» **Instruction**: The records below must be output exactly, without pictures.

================

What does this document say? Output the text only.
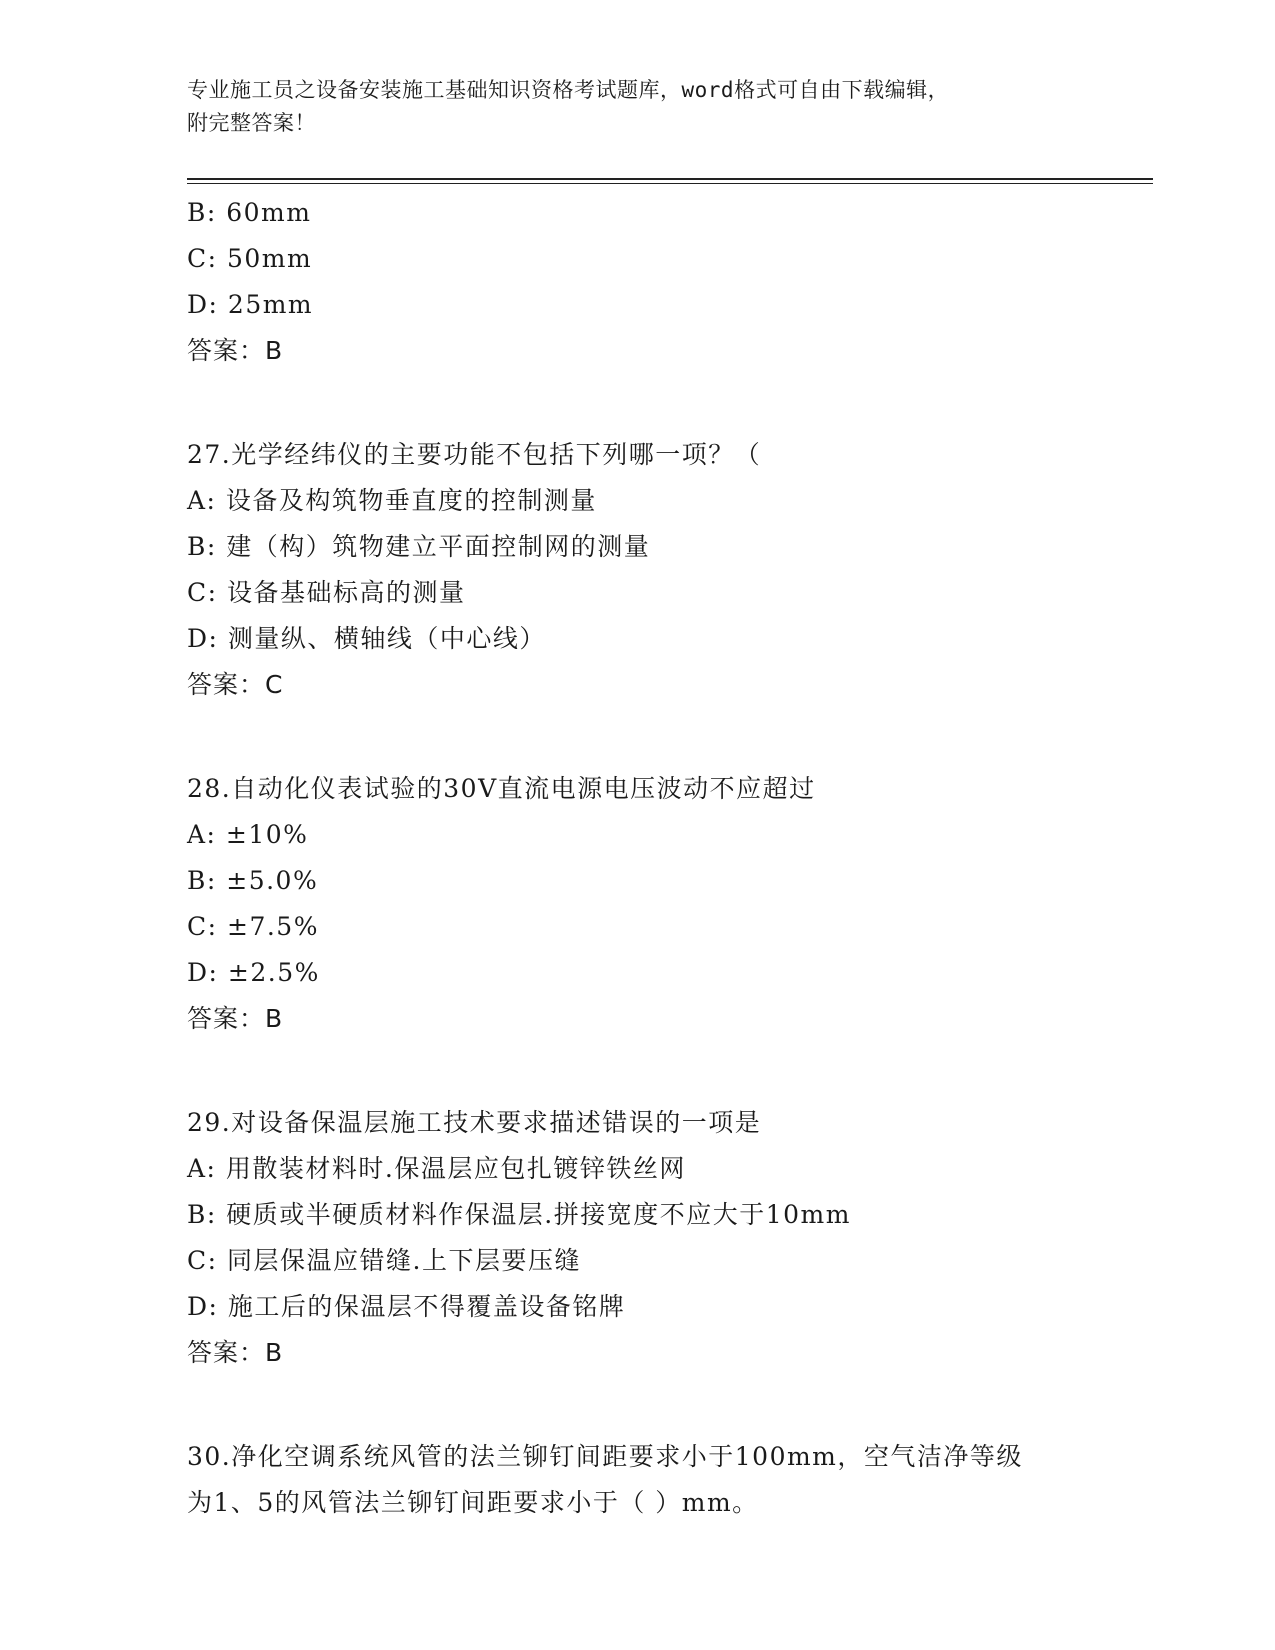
专业施工员之设备安装施工基础知识资格考试题库，word格式可自由下载编辑，
附完整答案！
B: 60mm
C: 50mm
D: 25mm
答案：B
27.光学经纬仪的主要功能不包括下列哪一项？（
A: 设备及构筑物垂直度的控制测量
B: 建（构）筑物建立平面控制网的测量
C: 设备基础标高的测量
D: 测量纵、横轴线（中心线）
答案：C
28.自动化仪表试验的30V直流电源电压波动不应超过
A: ±10%
B: ±5.0%
C: ±7.5%
D: ±2.5%
答案：B
29.对设备保温层施工技术要求描述错误的一项是
A: 用散装材料时.保温层应包扎镀锌铁丝网
B: 硬质或半硬质材料作保温层.拼接宽度不应大于10mm
C: 同层保温应错缝.上下层要压缝
D: 施工后的保温层不得覆盖设备铭牌
答案：B
30.净化空调系统风管的法兰铆钉间距要求小于100mm，空气洁净等级
为1、5的风管法兰铆钉间距要求小于（ ）mm。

================

» **Exercise response**:
What does this document say? Output the text only.
专业施工员之设备安装施工基础知识资格考试题库，word格式可自由下载编辑，
附完整答案！
B: 60mm
C: 50mm
D: 25mm
答案：B
27.光学经纬仪的主要功能不包括下列哪一项？（
A: 设备及构筑物垂直度的控制测量
B: 建（构）筑物建立平面控制网的测量
C: 设备基础标高的测量
D: 测量纵、横轴线（中心线）
答案：C
28.自动化仪表试验的30V直流电源电压波动不应超过
A: ±10%
B: ±5.0%
C: ±7.5%
D: ±2.5%
答案：B
29.对设备保温层施工技术要求描述错误的一项是
A: 用散装材料时.保温层应包扎镀锌铁丝网
B: 硬质或半硬质材料作保温层.拼接宽度不应大于10mm
C: 同层保温应错缝.上下层要压缝
D: 施工后的保温层不得覆盖设备铭牌
答案：B
30.净化空调系统风管的法兰铆钉间距要求小于100mm，空气洁净等级
为1、5的风管法兰铆钉间距要求小于（ ）mm。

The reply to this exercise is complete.